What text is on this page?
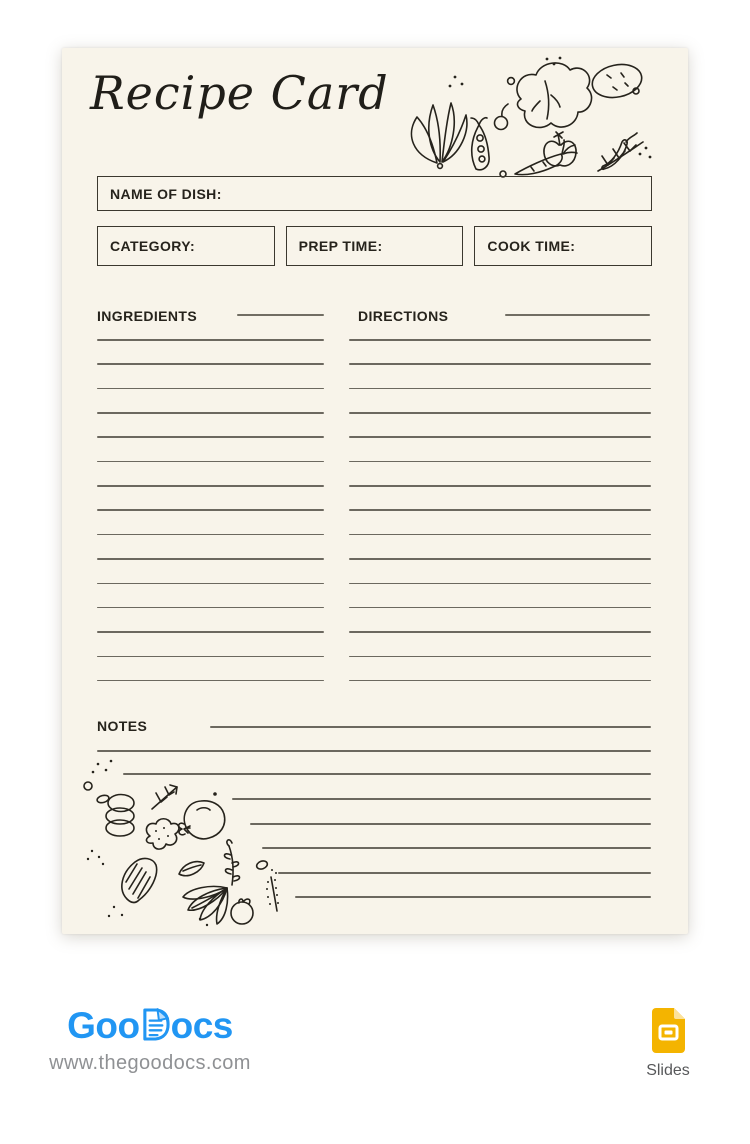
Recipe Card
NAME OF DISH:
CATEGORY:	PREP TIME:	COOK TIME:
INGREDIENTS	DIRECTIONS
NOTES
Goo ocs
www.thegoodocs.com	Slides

EXERCISE REQUIREMENTS: Omitting all images, print the listing exactly.

THE ANSWER:
What text is on this page?
Recipe Card
NAME OF DISH:
CATEGORY:	PREP TIME:	COOK TIME:
INGREDIENTS	DIRECTIONS
NOTES
Goo ocs
www.thegoodocs.com	Slides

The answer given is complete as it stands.